(A block of data)
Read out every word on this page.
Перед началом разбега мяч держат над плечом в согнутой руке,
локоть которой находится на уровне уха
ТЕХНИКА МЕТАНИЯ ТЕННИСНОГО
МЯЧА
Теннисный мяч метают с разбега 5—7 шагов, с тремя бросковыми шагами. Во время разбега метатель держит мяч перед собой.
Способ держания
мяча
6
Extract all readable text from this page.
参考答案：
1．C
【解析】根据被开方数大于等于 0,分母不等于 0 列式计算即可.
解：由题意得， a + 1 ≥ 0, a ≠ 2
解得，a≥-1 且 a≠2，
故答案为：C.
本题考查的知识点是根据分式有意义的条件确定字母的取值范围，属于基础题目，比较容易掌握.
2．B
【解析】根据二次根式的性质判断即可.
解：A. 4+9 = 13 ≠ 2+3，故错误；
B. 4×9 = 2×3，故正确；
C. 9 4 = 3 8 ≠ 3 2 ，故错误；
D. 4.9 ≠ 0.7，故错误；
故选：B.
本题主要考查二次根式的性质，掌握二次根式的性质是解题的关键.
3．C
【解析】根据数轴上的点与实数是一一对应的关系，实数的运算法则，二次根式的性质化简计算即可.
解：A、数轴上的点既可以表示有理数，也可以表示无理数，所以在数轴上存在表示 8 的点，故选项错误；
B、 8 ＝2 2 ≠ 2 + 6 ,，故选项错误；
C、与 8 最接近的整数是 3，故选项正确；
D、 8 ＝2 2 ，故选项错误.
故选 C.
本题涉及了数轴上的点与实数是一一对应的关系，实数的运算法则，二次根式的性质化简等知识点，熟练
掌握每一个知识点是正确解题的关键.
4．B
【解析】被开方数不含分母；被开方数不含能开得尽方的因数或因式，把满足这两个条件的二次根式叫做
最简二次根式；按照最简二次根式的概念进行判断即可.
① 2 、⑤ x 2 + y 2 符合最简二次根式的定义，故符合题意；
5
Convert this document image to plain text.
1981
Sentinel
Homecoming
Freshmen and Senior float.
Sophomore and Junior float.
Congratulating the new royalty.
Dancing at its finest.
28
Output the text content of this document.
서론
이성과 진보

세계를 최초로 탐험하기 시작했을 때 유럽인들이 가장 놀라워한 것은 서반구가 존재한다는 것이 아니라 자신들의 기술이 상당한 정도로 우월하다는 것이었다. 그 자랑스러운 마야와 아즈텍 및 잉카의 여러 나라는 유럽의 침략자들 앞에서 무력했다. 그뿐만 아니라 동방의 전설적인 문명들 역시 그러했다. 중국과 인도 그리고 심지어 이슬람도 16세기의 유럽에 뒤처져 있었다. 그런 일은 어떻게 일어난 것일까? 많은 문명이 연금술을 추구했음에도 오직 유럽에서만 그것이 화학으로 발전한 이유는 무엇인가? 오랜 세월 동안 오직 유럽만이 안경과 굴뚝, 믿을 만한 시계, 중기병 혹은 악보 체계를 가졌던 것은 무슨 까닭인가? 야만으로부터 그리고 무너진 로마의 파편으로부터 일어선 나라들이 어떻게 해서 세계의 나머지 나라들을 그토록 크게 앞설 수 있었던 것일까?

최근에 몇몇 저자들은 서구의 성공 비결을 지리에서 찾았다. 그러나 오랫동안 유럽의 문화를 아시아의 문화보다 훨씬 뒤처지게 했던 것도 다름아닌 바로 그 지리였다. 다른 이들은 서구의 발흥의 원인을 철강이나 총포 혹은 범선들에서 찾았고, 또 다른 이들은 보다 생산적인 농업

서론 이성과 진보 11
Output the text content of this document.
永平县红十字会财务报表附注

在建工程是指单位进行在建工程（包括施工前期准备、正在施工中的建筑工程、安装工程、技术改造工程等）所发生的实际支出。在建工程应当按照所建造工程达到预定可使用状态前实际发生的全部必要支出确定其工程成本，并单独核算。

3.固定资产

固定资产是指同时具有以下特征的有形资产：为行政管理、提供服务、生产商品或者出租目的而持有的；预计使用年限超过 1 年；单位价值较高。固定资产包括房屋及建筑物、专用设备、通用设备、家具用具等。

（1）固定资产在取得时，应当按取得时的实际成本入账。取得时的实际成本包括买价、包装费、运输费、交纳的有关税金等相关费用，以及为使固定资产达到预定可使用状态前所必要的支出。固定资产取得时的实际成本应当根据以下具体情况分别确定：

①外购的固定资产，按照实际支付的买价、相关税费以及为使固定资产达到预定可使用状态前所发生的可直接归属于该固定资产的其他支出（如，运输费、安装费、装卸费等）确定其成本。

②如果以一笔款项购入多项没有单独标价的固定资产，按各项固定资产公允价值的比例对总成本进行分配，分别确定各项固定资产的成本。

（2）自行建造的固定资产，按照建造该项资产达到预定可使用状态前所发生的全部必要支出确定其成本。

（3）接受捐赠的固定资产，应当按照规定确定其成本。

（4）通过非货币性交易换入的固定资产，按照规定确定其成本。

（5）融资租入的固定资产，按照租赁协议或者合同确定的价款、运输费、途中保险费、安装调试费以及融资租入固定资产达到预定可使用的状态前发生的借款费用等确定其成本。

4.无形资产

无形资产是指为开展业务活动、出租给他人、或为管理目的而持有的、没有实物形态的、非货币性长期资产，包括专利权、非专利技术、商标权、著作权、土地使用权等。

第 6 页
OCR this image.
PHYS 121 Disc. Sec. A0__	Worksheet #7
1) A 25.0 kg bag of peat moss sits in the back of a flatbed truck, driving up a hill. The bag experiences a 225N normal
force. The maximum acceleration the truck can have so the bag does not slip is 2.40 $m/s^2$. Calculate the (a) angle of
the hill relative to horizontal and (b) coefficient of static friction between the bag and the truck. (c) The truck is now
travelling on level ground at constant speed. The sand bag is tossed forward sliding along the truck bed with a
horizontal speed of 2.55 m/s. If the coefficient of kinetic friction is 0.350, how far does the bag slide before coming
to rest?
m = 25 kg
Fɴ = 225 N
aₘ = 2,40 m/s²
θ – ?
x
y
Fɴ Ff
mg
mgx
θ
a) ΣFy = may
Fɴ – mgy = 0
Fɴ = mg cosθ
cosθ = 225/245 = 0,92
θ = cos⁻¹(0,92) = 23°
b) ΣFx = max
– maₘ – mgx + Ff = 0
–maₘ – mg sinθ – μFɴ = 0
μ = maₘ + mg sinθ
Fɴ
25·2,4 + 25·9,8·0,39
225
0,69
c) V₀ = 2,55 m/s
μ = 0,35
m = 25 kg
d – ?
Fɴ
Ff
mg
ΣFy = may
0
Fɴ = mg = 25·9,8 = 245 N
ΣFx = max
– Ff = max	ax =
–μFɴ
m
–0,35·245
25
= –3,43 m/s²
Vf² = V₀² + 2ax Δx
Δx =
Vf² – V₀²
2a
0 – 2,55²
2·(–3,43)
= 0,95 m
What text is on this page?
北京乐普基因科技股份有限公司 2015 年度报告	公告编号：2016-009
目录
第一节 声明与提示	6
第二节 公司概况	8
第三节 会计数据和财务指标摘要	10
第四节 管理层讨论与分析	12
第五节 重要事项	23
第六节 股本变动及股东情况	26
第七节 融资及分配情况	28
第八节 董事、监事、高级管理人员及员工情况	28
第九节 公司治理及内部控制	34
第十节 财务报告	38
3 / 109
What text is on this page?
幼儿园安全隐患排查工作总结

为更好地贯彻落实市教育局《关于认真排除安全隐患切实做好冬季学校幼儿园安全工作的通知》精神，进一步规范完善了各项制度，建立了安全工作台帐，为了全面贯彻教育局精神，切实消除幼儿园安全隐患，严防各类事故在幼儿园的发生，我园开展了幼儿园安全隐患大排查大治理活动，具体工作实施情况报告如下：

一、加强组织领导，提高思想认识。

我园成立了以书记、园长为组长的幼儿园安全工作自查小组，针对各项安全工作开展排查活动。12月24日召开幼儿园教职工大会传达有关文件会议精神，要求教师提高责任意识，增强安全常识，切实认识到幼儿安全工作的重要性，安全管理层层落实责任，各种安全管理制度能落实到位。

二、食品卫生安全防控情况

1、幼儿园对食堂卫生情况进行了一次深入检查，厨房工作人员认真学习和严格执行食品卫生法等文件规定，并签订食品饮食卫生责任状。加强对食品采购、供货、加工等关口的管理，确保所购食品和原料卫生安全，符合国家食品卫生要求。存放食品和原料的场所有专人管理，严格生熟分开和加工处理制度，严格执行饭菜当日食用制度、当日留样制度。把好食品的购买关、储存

## [Problem requirements]
Copy every line of the data that holds the string "coefficient".

## [Reply]
the hill relative to horizontal and (b) coefficient of static friction between the bag and the truck. (c) The truck is now
horizontal speed of 2.55 m/s. If the coefficient of kinetic friction is 0.350, how far does the bag slide before coming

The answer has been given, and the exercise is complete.